== Page excerpt ==

Eric Forman Studio was founded in 2003 and has produced primarily sculpture and installation art concerned with the intersection of technology and human, using “playful interaction to reveal issues of language, simulation, and perception.” In 2012, his studio became a founding member of New Lab at the Brooklyn Navy Yard.

Forman has also taught “Physical Computing” to artists and designers since 2003. He has taught at SIGGRAPH, RISD (Rhode Island School of Design) MFA Digital+Media, and SVA (School of Visual Arts) in New York City, where he is currently the Head of Innovation in the MFA Interaction Design department.

===

- What needs to be done -
Answer these questions using the excerpt about Eric Forman Studio:
1. What did the studio become a founding member of in 2012?
2. What subject has Forman taught to artists and designers since 2003?
3. What is his current position at SVA?

== Dataset ==

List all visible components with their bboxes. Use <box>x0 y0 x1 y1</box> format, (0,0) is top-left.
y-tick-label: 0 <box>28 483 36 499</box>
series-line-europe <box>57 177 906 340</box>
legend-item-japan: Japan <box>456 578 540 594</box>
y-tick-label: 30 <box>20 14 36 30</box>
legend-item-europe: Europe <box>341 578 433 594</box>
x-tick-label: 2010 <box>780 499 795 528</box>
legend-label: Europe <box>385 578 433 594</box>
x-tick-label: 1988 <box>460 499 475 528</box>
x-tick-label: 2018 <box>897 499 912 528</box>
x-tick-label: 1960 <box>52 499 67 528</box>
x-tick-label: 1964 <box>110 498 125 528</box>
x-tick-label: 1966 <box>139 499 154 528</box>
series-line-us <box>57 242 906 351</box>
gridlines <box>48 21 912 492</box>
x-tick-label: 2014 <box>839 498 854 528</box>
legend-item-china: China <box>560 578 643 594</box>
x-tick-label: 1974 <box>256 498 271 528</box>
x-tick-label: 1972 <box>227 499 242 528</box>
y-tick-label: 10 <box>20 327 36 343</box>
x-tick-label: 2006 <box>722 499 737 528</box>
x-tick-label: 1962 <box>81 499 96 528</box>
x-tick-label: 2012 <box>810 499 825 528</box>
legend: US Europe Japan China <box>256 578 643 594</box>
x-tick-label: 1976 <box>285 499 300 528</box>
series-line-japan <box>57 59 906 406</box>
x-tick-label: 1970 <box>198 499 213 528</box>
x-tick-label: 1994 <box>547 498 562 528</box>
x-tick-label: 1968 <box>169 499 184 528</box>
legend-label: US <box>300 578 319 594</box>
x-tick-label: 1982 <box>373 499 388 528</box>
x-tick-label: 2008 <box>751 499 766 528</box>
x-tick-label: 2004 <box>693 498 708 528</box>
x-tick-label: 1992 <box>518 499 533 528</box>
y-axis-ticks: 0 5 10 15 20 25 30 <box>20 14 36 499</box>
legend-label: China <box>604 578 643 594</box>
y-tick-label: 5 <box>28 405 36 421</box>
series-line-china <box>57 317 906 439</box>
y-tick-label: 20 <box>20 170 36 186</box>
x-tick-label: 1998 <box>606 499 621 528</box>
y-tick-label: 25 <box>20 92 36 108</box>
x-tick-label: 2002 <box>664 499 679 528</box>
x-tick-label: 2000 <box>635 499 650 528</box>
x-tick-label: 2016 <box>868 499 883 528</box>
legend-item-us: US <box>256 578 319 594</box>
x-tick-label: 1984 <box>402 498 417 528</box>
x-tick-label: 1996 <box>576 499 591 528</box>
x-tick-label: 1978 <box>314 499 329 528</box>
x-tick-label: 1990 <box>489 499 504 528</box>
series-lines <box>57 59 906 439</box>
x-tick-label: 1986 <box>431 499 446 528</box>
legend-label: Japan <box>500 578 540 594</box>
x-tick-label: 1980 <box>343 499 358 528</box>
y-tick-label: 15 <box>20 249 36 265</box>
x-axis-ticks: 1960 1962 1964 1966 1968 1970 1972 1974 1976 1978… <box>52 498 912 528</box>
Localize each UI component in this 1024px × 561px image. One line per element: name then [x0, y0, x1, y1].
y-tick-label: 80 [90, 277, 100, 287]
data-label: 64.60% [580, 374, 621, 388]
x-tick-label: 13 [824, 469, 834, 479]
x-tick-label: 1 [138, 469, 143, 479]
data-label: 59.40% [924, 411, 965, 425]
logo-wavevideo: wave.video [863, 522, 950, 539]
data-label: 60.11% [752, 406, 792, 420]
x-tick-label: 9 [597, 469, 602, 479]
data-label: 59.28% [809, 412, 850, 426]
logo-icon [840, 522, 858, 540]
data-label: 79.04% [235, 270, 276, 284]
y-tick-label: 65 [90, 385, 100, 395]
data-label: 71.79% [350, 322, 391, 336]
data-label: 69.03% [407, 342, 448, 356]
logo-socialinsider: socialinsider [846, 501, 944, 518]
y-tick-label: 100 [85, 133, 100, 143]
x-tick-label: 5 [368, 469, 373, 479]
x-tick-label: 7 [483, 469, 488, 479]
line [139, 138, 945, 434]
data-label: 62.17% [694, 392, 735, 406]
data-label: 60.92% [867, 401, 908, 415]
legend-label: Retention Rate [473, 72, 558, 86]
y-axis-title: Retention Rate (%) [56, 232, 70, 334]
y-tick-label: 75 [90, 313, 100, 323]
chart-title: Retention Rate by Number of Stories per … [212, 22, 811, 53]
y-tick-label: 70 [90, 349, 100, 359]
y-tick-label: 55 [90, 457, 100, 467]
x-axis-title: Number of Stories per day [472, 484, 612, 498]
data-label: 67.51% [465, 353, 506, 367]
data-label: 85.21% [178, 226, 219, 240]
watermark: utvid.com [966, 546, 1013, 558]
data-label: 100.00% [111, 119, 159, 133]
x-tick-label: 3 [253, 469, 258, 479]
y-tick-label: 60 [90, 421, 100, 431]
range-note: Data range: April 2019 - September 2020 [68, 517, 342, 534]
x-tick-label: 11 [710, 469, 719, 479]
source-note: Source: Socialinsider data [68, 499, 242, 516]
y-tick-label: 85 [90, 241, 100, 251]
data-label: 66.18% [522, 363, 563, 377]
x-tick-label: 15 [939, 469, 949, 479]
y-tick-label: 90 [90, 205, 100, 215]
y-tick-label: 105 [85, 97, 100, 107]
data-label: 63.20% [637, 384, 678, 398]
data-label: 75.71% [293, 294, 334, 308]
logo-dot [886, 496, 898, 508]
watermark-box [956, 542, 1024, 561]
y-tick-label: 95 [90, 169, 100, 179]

===

- Written answer -
1. New Lab at the Brooklyn Navy Yard
2. "Physical Computing"
3. Head of Innovation in the MFA Interaction Design department